— BEGIN INPUT FOR THIS TASK —
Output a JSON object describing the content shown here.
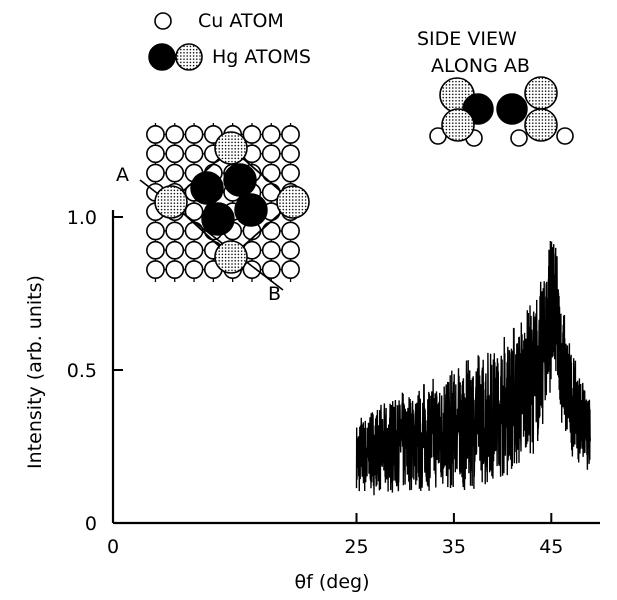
{
  "chart_data": {
    "type": "line",
    "xlabel": "θf (deg)",
    "ylabel": "Intensity (arb. units)",
    "xlim": [
      0,
      50
    ],
    "ylim": [
      0,
      1.0
    ],
    "x_ticks": [
      "0",
      "25",
      "35",
      "45"
    ],
    "y_ticks": [
      "0",
      "0.5",
      "1.0"
    ],
    "series": [
      {
        "x": [
          25.0,
          25.5,
          26.0,
          26.5,
          27.0,
          27.5,
          28.0,
          28.5,
          29.0,
          29.5,
          30.0,
          30.5,
          31.0,
          31.5,
          32.0,
          32.5,
          33.0,
          33.5,
          34.0,
          34.5,
          35.0,
          35.5,
          36.0,
          36.5,
          37.0,
          37.5,
          38.0,
          38.5,
          39.0,
          39.5,
          40.0,
          40.5,
          41.0,
          41.5,
          42.0,
          42.5,
          43.0,
          43.5,
          44.0,
          44.5,
          45.0,
          45.5,
          46.0,
          46.5,
          47.0,
          47.5,
          48.0,
          48.5,
          49.0
        ],
        "y": [
          0.21,
          0.23,
          0.22,
          0.24,
          0.23,
          0.25,
          0.24,
          0.26,
          0.25,
          0.27,
          0.26,
          0.27,
          0.28,
          0.27,
          0.29,
          0.28,
          0.3,
          0.29,
          0.31,
          0.3,
          0.31,
          0.32,
          0.31,
          0.33,
          0.33,
          0.34,
          0.35,
          0.34,
          0.36,
          0.37,
          0.38,
          0.39,
          0.41,
          0.42,
          0.44,
          0.45,
          0.47,
          0.5,
          0.55,
          0.62,
          0.72,
          0.66,
          0.55,
          0.46,
          0.4,
          0.37,
          0.34,
          0.31,
          0.28
        ],
        "amplitude": [
          0.12,
          0.14,
          0.13,
          0.15,
          0.14,
          0.15,
          0.15,
          0.16,
          0.16,
          0.16,
          0.17,
          0.17,
          0.17,
          0.18,
          0.18,
          0.18,
          0.19,
          0.19,
          0.2,
          0.2,
          0.2,
          0.21,
          0.21,
          0.21,
          0.22,
          0.22,
          0.22,
          0.23,
          0.23,
          0.23,
          0.24,
          0.24,
          0.24,
          0.25,
          0.25,
          0.25,
          0.26,
          0.26,
          0.26,
          0.27,
          0.27,
          0.24,
          0.22,
          0.2,
          0.18,
          0.16,
          0.15,
          0.13,
          0.12
        ]
      }
    ]
  },
  "inset": {
    "legend": {
      "cu_label": "Cu ATOM",
      "hg_label": "Hg ATOMS"
    },
    "side_view_title": [
      "SIDE VIEW",
      "ALONG AB"
    ],
    "point_a": "A",
    "point_b": "B"
  }
}
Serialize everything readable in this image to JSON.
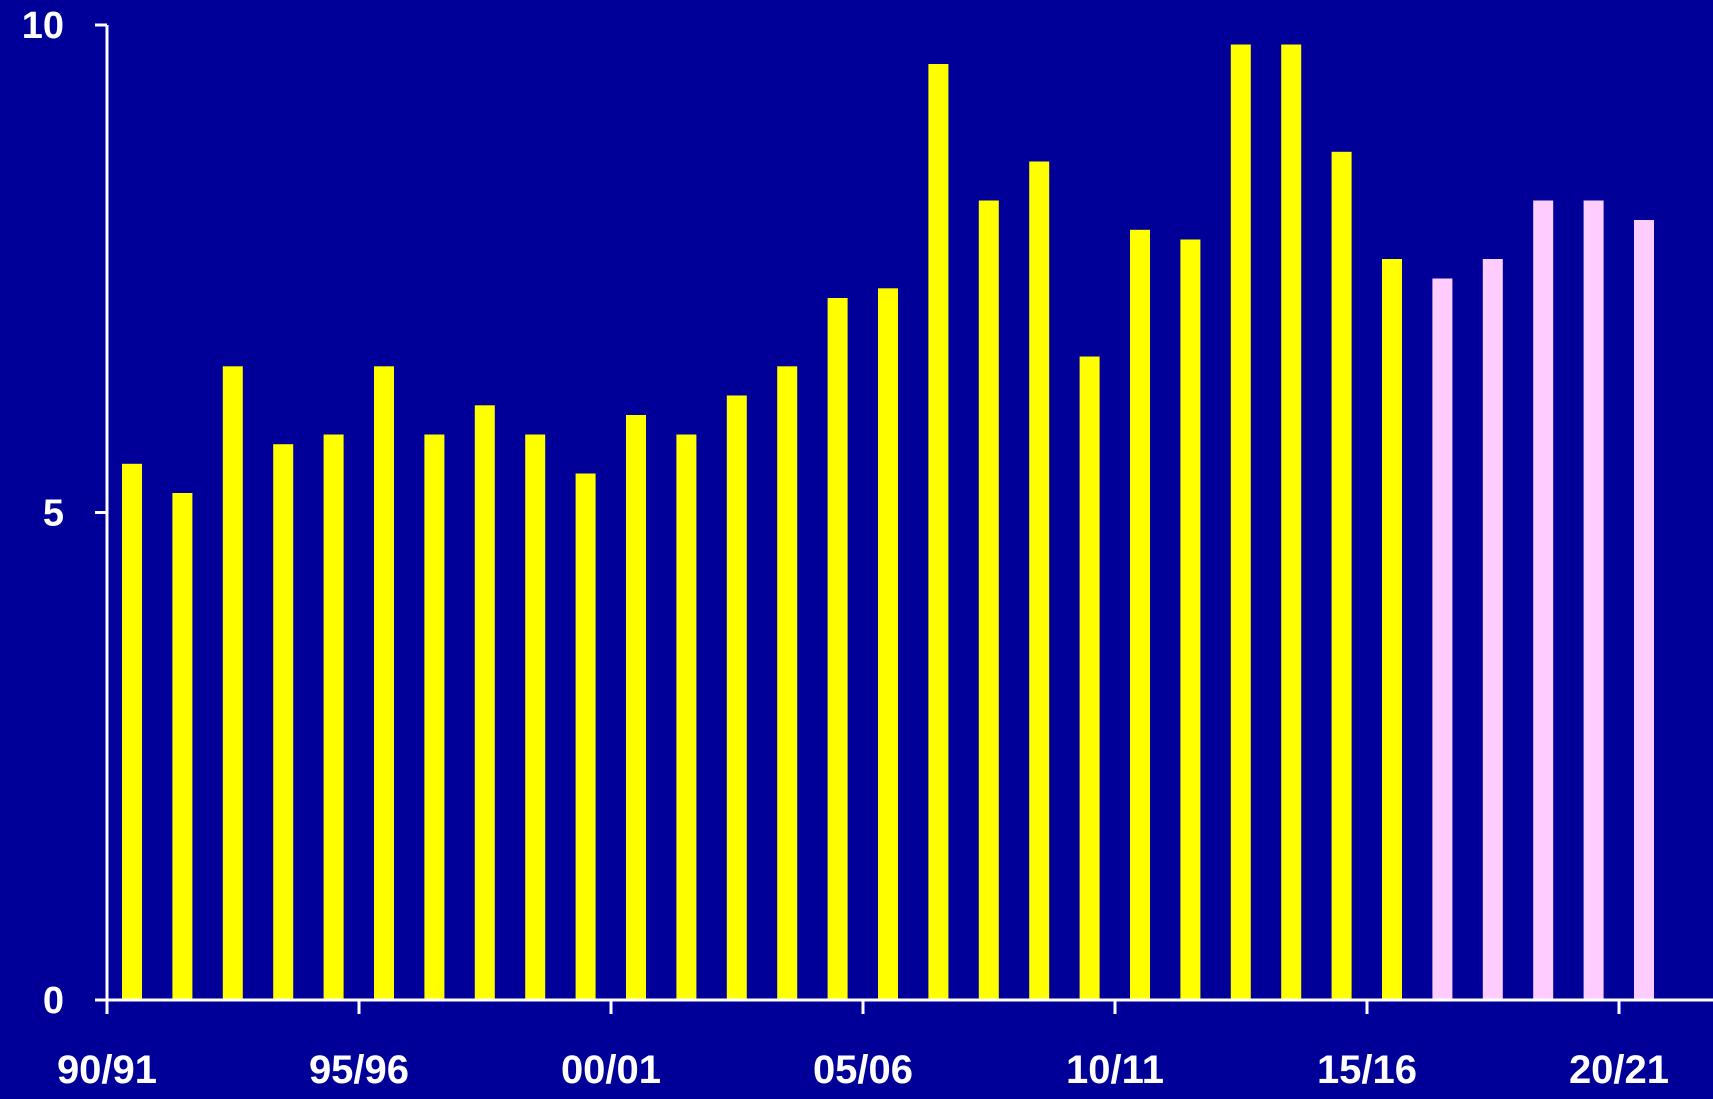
{
  "chart_data": {
    "type": "bar",
    "title": "",
    "xlabel": "",
    "ylabel": "",
    "ylim": [
      0,
      10
    ],
    "y_ticks": [
      0,
      5,
      10
    ],
    "y_tick_labels": [
      "0",
      "5",
      "10"
    ],
    "x_tick_labels": [
      "90/91",
      "95/96",
      "00/01",
      "05/06",
      "10/11",
      "15/16",
      "20/21"
    ],
    "x_tick_positions": [
      0,
      5,
      10,
      15,
      20,
      25,
      30
    ],
    "grid": false,
    "legend": "none",
    "colors": {
      "background": "#000099",
      "actual": "#ffff00",
      "projected": "#ffccff",
      "axis": "#ffffff"
    },
    "values": [
      5.5,
      5.2,
      6.5,
      5.7,
      5.8,
      6.5,
      5.8,
      6.1,
      5.8,
      5.4,
      6.0,
      5.8,
      6.2,
      6.5,
      7.2,
      7.3,
      9.6,
      8.2,
      8.6,
      6.6,
      7.9,
      7.8,
      9.8,
      9.8,
      8.7,
      7.6,
      7.4,
      7.6,
      8.2,
      8.2,
      8.0
    ],
    "series_type": [
      "actual",
      "actual",
      "actual",
      "actual",
      "actual",
      "actual",
      "actual",
      "actual",
      "actual",
      "actual",
      "actual",
      "actual",
      "actual",
      "actual",
      "actual",
      "actual",
      "actual",
      "actual",
      "actual",
      "actual",
      "actual",
      "actual",
      "actual",
      "actual",
      "actual",
      "actual",
      "projected",
      "projected",
      "projected",
      "projected",
      "projected"
    ]
  }
}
— END INPUT FOR THIS TASK —
## SHORT EXERCISE
Exclude the pictures and transcribe all of the entries exactly.

## WRITTEN SOLUTION
Output a JSON object describing the content shown here.
{
  "chart_data": {
    "type": "line",
    "xlabel": "θf (deg)",
    "ylabel": "Intensity (arb. units)",
    "xlim": [
      0,
      50
    ],
    "ylim": [
      0,
      1.0
    ],
    "x_ticks": [
      "0",
      "25",
      "35",
      "45"
    ],
    "y_ticks": [
      "0",
      "0.5",
      "1.0"
    ],
    "series": [
      {
        "x": [
          25.0,
          25.5,
          26.0,
          26.5,
          27.0,
          27.5,
          28.0,
          28.5,
          29.0,
          29.5,
          30.0,
          30.5,
          31.0,
          31.5,
          32.0,
          32.5,
          33.0,
          33.5,
          34.0,
          34.5,
          35.0,
          35.5,
          36.0,
          36.5,
          37.0,
          37.5,
          38.0,
          38.5,
          39.0,
          39.5,
          40.0,
          40.5,
          41.0,
          41.5,
          42.0,
          42.5,
          43.0,
          43.5,
          44.0,
          44.5,
          45.0,
          45.5,
          46.0,
          46.5,
          47.0,
          47.5,
          48.0,
          48.5,
          49.0
        ],
        "y": [
          0.21,
          0.23,
          0.22,
          0.24,
          0.23,
          0.25,
          0.24,
          0.26,
          0.25,
          0.27,
          0.26,
          0.27,
          0.28,
          0.27,
          0.29,
          0.28,
          0.3,
          0.29,
          0.31,
          0.3,
          0.31,
          0.32,
          0.31,
          0.33,
          0.33,
          0.34,
          0.35,
          0.34,
          0.36,
          0.37,
          0.38,
          0.39,
          0.41,
          0.42,
          0.44,
          0.45,
          0.47,
          0.5,
          0.55,
          0.62,
          0.72,
          0.66,
          0.55,
          0.46,
          0.4,
          0.37,
          0.34,
          0.31,
          0.28
        ],
        "amplitude": [
          0.12,
          0.14,
          0.13,
          0.15,
          0.14,
          0.15,
          0.15,
          0.16,
          0.16,
          0.16,
          0.17,
          0.17,
          0.17,
          0.18,
          0.18,
          0.18,
          0.19,
          0.19,
          0.2,
          0.2,
          0.2,
          0.21,
          0.21,
          0.21,
          0.22,
          0.22,
          0.22,
          0.23,
          0.23,
          0.23,
          0.24,
          0.24,
          0.24,
          0.25,
          0.25,
          0.25,
          0.26,
          0.26,
          0.26,
          0.27,
          0.27,
          0.24,
          0.22,
          0.2,
          0.18,
          0.16,
          0.15,
          0.13,
          0.12
        ]
      }
    ]
  },
  "inset": {
    "legend": {
      "cu_label": "Cu ATOM",
      "hg_label": "Hg ATOMS"
    },
    "side_view_title": [
      "SIDE VIEW",
      "ALONG AB"
    ],
    "point_a": "A",
    "point_b": "B"
  }
}
Serialize everything readable in this image to JSON.
{
  "chart_data": {
    "type": "bar",
    "title": "",
    "xlabel": "",
    "ylabel": "",
    "ylim": [
      0,
      10
    ],
    "y_ticks": [
      0,
      5,
      10
    ],
    "y_tick_labels": [
      "0",
      "5",
      "10"
    ],
    "x_tick_labels": [
      "90/91",
      "95/96",
      "00/01",
      "05/06",
      "10/11",
      "15/16",
      "20/21"
    ],
    "x_tick_positions": [
      0,
      5,
      10,
      15,
      20,
      25,
      30
    ],
    "grid": false,
    "legend": "none",
    "colors": {
      "background": "#000099",
      "actual": "#ffff00",
      "projected": "#ffccff",
      "axis": "#ffffff"
    },
    "values": [
      5.5,
      5.2,
      6.5,
      5.7,
      5.8,
      6.5,
      5.8,
      6.1,
      5.8,
      5.4,
      6.0,
      5.8,
      6.2,
      6.5,
      7.2,
      7.3,
      9.6,
      8.2,
      8.6,
      6.6,
      7.9,
      7.8,
      9.8,
      9.8,
      8.7,
      7.6,
      7.4,
      7.6,
      8.2,
      8.2,
      8.0
    ],
    "series_type": [
      "actual",
      "actual",
      "actual",
      "actual",
      "actual",
      "actual",
      "actual",
      "actual",
      "actual",
      "actual",
      "actual",
      "actual",
      "actual",
      "actual",
      "actual",
      "actual",
      "actual",
      "actual",
      "actual",
      "actual",
      "actual",
      "actual",
      "actual",
      "actual",
      "actual",
      "actual",
      "projected",
      "projected",
      "projected",
      "projected",
      "projected"
    ]
  }
}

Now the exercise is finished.